(Data records)
## Start

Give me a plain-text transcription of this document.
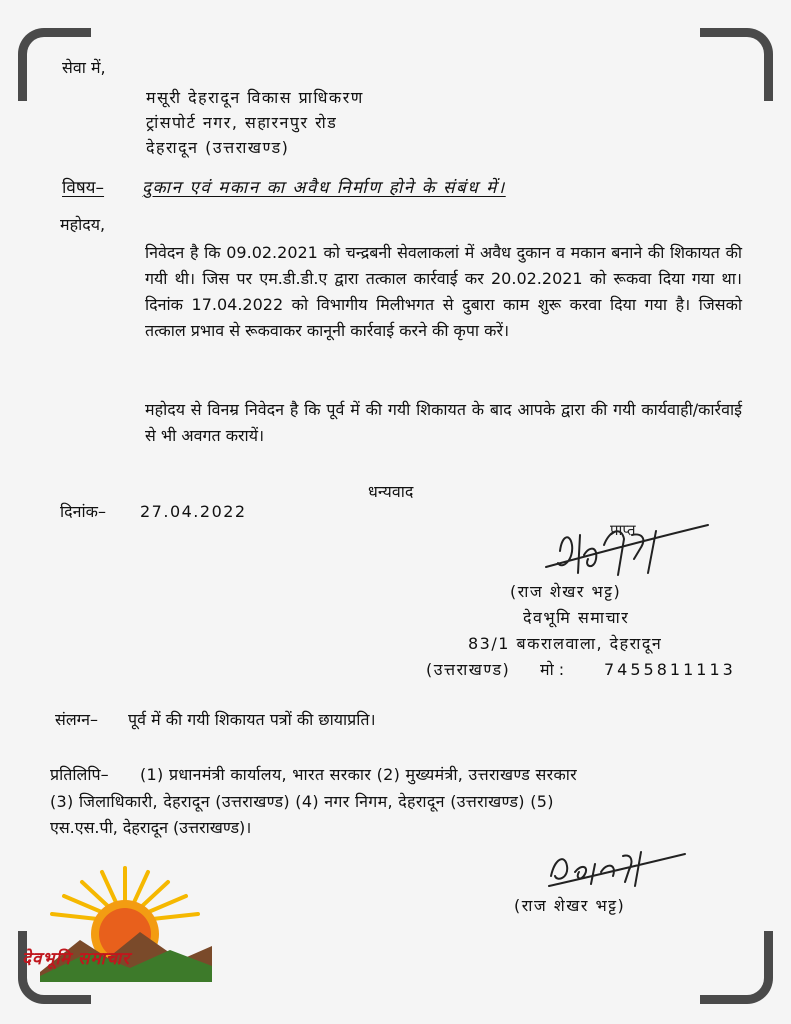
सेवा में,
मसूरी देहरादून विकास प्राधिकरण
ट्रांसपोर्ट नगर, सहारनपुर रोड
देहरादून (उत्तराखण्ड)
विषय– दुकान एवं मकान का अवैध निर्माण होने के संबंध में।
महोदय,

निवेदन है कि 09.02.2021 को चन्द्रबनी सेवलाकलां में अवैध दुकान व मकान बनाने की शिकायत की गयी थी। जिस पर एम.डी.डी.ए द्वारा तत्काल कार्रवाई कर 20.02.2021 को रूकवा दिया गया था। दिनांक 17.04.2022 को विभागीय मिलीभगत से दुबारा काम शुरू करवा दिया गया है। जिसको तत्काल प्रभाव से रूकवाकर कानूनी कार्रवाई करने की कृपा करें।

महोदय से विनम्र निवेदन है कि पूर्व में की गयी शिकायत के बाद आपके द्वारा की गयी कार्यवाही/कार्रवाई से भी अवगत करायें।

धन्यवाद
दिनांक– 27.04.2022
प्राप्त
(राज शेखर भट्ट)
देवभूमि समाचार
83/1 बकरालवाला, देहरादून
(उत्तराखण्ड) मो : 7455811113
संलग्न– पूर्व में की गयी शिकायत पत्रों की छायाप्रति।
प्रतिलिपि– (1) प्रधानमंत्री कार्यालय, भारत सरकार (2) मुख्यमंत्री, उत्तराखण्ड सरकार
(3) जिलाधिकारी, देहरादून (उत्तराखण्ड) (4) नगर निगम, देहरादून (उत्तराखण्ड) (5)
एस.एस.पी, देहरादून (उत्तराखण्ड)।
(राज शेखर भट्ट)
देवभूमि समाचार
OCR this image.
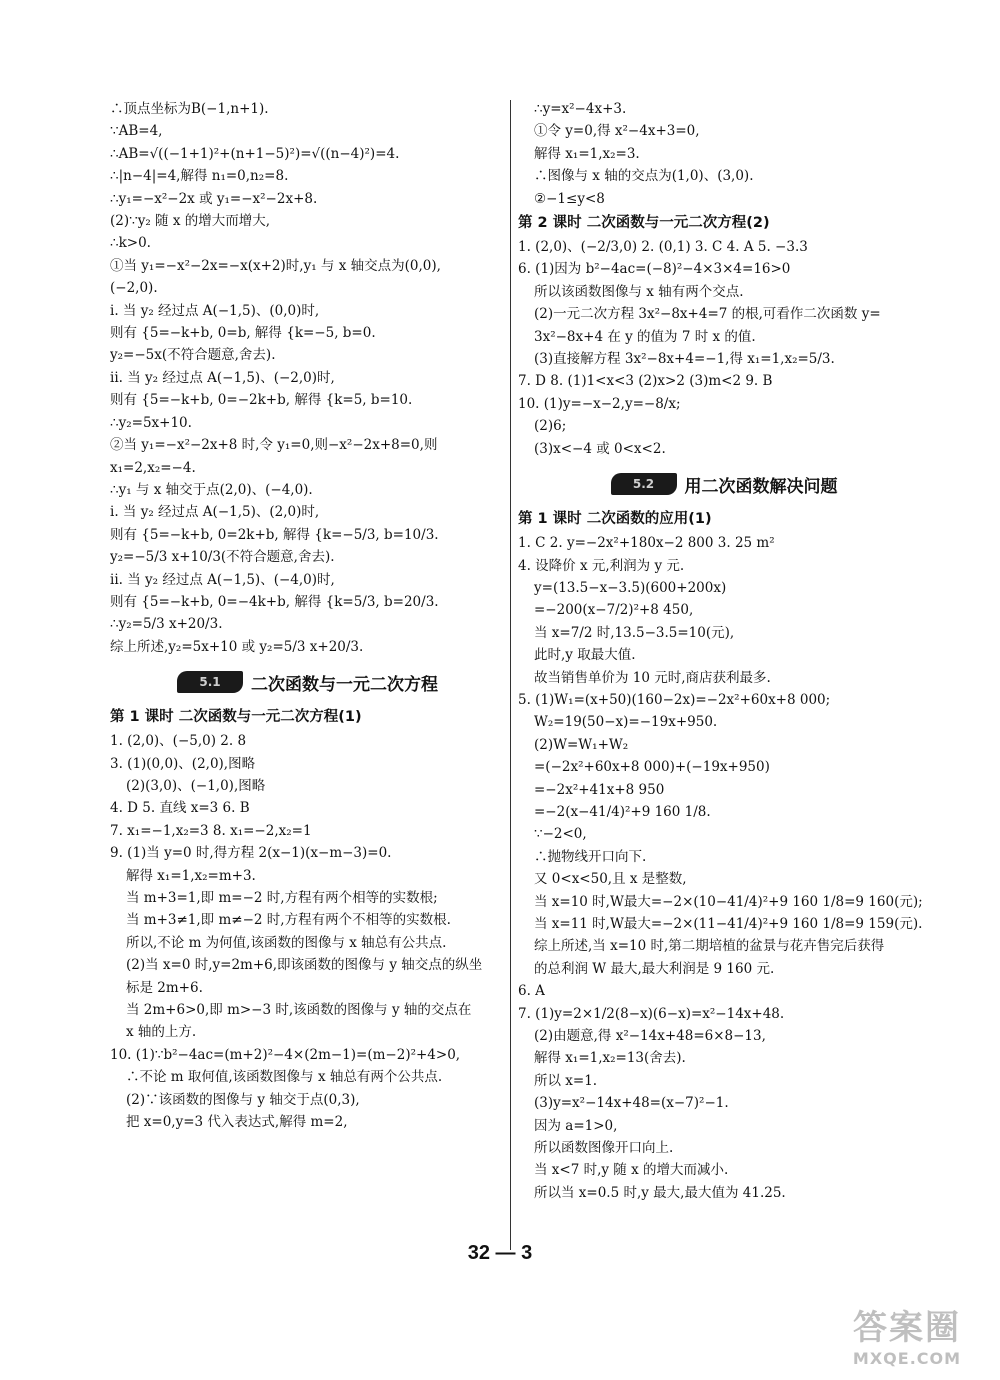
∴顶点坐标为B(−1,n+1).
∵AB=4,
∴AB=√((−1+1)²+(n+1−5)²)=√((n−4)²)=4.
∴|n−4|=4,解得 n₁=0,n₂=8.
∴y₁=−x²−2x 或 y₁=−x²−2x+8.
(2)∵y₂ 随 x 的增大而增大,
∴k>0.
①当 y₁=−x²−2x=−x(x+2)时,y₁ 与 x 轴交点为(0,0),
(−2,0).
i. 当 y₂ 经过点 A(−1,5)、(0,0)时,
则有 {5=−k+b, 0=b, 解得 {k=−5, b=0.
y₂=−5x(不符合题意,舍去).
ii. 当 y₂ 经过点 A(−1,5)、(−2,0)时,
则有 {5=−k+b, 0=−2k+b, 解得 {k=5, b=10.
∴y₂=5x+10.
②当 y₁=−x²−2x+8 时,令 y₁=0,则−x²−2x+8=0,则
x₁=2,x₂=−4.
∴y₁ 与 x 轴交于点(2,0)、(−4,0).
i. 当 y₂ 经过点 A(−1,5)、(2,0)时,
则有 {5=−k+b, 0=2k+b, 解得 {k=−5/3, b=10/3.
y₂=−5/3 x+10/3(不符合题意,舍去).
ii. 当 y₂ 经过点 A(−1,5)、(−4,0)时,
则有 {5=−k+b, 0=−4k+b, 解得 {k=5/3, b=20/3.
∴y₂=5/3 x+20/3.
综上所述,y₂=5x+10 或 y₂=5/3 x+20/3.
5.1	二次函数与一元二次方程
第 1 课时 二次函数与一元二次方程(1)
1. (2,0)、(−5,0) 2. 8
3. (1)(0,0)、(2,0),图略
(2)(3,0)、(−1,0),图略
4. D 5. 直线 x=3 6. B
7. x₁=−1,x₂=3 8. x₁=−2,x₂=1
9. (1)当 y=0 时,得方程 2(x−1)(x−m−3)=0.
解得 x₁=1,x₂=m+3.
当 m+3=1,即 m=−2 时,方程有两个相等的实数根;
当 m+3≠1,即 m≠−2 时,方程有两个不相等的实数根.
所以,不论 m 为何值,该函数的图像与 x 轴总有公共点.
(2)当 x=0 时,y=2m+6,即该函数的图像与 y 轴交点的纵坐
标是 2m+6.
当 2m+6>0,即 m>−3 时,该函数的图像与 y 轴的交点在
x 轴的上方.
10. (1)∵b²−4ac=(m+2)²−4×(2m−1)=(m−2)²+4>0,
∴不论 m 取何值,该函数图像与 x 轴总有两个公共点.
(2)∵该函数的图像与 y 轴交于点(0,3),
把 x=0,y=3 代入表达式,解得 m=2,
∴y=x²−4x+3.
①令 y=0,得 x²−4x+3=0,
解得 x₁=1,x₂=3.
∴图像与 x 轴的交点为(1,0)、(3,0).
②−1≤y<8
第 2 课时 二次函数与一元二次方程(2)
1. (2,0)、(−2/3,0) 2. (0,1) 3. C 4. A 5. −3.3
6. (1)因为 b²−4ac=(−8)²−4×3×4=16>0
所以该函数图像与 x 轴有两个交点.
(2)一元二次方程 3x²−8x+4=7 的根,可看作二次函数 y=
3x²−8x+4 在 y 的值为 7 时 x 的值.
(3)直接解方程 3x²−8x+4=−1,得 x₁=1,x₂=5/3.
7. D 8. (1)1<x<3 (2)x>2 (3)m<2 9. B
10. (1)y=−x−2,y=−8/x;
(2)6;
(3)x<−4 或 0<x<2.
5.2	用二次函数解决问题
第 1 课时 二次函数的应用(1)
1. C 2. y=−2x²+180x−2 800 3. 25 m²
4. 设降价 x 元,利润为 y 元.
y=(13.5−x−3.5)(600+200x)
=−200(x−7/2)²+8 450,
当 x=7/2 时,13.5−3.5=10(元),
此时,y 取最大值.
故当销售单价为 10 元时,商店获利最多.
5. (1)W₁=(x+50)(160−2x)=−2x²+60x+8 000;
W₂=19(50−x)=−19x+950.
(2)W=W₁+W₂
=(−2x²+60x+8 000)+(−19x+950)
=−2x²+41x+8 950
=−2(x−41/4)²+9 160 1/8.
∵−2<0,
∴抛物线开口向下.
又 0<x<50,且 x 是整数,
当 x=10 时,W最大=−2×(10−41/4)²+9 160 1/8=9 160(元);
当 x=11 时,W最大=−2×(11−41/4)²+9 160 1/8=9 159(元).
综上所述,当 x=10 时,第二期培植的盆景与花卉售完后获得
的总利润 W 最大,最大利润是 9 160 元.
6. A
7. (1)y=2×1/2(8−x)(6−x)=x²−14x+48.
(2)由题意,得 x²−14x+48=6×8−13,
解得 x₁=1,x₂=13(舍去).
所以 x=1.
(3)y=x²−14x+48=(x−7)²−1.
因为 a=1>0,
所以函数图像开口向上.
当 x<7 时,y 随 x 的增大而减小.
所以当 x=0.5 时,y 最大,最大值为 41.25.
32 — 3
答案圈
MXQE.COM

## End

Return every line in the listing that contains the word "综上所述".

综上所述,y₂=5x+10 或 y₂=5/3 x+20/3.
综上所述,当 x=10 时,第二期培植的盆景与花卉售完后获得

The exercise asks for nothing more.